*Data provided*
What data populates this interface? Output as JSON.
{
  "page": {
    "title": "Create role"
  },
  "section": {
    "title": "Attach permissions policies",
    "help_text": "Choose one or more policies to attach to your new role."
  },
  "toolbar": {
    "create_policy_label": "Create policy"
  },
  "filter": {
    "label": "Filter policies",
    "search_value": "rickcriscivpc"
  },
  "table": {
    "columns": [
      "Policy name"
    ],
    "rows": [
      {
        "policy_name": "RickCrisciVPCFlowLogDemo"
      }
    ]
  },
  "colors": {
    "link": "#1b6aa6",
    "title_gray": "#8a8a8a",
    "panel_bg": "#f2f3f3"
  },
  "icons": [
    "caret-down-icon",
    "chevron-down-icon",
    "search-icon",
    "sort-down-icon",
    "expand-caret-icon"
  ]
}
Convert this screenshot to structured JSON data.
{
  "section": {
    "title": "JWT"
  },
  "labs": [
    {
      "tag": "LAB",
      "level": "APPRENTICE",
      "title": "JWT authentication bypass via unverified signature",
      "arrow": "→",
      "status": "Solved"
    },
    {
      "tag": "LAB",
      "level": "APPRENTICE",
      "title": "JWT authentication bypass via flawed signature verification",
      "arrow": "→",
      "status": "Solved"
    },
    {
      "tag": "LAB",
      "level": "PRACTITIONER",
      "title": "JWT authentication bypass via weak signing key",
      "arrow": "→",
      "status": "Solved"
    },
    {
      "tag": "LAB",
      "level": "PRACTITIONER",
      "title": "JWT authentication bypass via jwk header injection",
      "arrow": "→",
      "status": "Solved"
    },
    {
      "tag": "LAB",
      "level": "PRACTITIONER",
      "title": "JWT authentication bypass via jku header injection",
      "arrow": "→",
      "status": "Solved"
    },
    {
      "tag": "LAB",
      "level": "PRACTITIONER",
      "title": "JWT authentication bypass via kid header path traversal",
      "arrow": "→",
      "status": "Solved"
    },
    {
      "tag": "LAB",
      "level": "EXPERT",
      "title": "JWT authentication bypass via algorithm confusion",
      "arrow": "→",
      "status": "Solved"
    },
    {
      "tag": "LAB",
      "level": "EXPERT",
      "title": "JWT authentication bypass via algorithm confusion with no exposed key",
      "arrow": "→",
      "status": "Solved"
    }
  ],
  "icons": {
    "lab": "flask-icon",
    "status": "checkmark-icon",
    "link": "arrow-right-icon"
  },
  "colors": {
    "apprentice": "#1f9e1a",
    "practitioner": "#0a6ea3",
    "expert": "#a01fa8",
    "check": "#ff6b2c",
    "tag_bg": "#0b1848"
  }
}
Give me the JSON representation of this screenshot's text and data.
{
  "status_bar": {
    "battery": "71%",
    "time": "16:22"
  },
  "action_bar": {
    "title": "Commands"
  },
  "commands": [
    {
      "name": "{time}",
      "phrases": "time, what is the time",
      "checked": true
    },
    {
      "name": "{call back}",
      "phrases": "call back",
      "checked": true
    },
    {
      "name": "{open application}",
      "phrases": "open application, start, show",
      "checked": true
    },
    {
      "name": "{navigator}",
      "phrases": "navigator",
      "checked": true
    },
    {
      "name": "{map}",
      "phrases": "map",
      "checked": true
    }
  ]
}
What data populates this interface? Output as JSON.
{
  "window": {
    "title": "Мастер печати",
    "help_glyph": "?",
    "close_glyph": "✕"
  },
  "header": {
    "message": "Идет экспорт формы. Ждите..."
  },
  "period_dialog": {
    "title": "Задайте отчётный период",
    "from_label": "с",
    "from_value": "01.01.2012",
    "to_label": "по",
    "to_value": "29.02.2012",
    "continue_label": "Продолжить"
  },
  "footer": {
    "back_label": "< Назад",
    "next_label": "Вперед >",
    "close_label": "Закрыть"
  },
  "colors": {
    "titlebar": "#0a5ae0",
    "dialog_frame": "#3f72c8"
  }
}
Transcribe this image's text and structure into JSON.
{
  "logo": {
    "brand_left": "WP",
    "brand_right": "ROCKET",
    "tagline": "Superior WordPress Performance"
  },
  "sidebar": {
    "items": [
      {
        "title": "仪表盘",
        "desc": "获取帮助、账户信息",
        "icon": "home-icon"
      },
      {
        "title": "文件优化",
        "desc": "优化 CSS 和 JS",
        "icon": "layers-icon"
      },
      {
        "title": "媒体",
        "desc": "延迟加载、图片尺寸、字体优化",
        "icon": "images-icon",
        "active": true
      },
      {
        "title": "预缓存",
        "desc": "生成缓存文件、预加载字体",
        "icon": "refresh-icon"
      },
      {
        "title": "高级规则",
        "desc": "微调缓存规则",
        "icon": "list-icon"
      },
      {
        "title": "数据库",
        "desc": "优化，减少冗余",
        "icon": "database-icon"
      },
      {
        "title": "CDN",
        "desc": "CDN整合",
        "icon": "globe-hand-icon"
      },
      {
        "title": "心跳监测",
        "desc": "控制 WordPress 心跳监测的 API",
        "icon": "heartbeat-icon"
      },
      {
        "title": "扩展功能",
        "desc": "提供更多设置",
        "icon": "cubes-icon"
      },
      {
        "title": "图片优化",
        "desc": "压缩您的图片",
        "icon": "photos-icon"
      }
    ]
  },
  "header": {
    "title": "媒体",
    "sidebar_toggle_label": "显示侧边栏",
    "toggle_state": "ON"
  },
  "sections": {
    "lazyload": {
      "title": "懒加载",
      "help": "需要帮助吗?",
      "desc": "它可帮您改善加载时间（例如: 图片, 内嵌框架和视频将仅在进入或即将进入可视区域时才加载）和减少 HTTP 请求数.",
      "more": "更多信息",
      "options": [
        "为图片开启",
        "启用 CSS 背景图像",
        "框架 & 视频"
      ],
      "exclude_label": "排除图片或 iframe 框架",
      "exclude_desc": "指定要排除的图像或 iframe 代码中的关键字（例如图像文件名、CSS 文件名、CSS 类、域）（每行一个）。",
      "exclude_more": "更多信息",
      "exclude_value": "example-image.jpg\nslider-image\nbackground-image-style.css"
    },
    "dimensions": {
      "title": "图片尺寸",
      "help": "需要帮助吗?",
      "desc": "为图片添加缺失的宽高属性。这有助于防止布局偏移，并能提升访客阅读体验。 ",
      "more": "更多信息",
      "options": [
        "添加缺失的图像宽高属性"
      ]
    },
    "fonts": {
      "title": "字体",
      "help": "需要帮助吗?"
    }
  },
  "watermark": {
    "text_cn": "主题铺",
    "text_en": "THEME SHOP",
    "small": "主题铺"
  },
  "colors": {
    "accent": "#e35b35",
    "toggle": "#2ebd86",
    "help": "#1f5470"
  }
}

*Exercise directions*
Search the data for the string "this". List each line that has it.

*Correct output*
What data populates this interface? Output as JSON.
Convert this screenshot to structured JSON data.
Give me the JSON representation of this screenshot's text and data.
What data populates this interface? Output as JSON.
Transcribe this image's text and structure into JSON.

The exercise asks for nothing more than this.